● **Task requirements**
Every line of the material below must be repeated exactly.

● **Records**
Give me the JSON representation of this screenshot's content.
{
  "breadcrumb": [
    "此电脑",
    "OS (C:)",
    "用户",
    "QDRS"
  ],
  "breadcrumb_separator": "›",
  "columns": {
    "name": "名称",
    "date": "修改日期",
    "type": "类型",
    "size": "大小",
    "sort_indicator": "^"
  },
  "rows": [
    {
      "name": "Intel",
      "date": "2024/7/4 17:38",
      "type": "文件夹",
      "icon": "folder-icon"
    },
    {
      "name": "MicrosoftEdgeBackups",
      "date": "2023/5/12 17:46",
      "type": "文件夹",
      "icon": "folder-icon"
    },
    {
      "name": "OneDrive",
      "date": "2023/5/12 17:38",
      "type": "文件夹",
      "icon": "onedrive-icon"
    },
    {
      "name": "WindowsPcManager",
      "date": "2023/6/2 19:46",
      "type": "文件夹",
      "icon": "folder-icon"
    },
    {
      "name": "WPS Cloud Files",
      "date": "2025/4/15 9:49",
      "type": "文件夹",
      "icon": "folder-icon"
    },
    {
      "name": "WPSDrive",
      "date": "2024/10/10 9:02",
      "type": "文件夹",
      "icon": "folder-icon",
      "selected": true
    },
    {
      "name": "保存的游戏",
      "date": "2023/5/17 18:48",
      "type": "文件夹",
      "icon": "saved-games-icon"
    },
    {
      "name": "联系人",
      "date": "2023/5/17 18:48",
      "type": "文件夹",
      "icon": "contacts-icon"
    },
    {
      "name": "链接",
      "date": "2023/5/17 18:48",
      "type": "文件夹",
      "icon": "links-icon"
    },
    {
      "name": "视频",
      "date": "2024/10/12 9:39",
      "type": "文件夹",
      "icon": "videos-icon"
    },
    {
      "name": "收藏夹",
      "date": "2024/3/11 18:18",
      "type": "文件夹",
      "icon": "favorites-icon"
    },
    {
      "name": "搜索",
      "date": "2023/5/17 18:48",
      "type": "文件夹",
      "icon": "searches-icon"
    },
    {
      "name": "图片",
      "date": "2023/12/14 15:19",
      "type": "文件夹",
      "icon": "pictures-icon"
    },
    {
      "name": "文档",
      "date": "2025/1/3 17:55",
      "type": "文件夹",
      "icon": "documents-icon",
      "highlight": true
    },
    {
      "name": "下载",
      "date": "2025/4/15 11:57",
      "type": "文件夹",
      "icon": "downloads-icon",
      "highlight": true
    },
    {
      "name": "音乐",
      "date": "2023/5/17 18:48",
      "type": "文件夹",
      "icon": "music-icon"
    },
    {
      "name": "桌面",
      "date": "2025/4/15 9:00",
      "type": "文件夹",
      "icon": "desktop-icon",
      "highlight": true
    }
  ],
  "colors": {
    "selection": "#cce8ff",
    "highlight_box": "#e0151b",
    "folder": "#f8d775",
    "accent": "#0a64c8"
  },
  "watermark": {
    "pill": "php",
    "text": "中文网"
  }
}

● **Exercise output**
Give me the JSON representation of this screenshot's content.
{
  "breadcrumb": [
    "此电脑",
    "OS (C:)",
    "用户",
    "QDRS"
  ],
  "breadcrumb_separator": "›",
  "columns": {
    "name": "名称",
    "date": "修改日期",
    "type": "类型",
    "size": "大小",
    "sort_indicator": "^"
  },
  "rows": [
    {
      "name": "Intel",
      "date": "2024/7/4 17:38",
      "type": "文件夹",
      "icon": "folder-icon"
    },
    {
      "name": "MicrosoftEdgeBackups",
      "date": "2023/5/12 17:46",
      "type": "文件夹",
      "icon": "folder-icon"
    },
    {
      "name": "OneDrive",
      "date": "2023/5/12 17:38",
      "type": "文件夹",
      "icon": "onedrive-icon"
    },
    {
      "name": "WindowsPcManager",
      "date": "2023/6/2 19:46",
      "type": "文件夹",
      "icon": "folder-icon"
    },
    {
      "name": "WPS Cloud Files",
      "date": "2025/4/15 9:49",
      "type": "文件夹",
      "icon": "folder-icon"
    },
    {
      "name": "WPSDrive",
      "date": "2024/10/10 9:02",
      "type": "文件夹",
      "icon": "folder-icon",
      "selected": true
    },
    {
      "name": "保存的游戏",
      "date": "2023/5/17 18:48",
      "type": "文件夹",
      "icon": "saved-games-icon"
    },
    {
      "name": "联系人",
      "date": "2023/5/17 18:48",
      "type": "文件夹",
      "icon": "contacts-icon"
    },
    {
      "name": "链接",
      "date": "2023/5/17 18:48",
      "type": "文件夹",
      "icon": "links-icon"
    },
    {
      "name": "视频",
      "date": "2024/10/12 9:39",
      "type": "文件夹",
      "icon": "videos-icon"
    },
    {
      "name": "收藏夹",
      "date": "2024/3/11 18:18",
      "type": "文件夹",
      "icon": "favorites-icon"
    },
    {
      "name": "搜索",
      "date": "2023/5/17 18:48",
      "type": "文件夹",
      "icon": "searches-icon"
    },
    {
      "name": "图片",
      "date": "2023/12/14 15:19",
      "type": "文件夹",
      "icon": "pictures-icon"
    },
    {
      "name": "文档",
      "date": "2025/1/3 17:55",
      "type": "文件夹",
      "icon": "documents-icon",
      "highlight": true
    },
    {
      "name": "下载",
      "date": "2025/4/15 11:57",
      "type": "文件夹",
      "icon": "downloads-icon",
      "highlight": true
    },
    {
      "name": "音乐",
      "date": "2023/5/17 18:48",
      "type": "文件夹",
      "icon": "music-icon"
    },
    {
      "name": "桌面",
      "date": "2025/4/15 9:00",
      "type": "文件夹",
      "icon": "desktop-icon",
      "highlight": true
    }
  ],
  "colors": {
    "selection": "#cce8ff",
    "highlight_box": "#e0151b",
    "folder": "#f8d775",
    "accent": "#0a64c8"
  },
  "watermark": {
    "pill": "php",
    "text": "中文网"
  }
}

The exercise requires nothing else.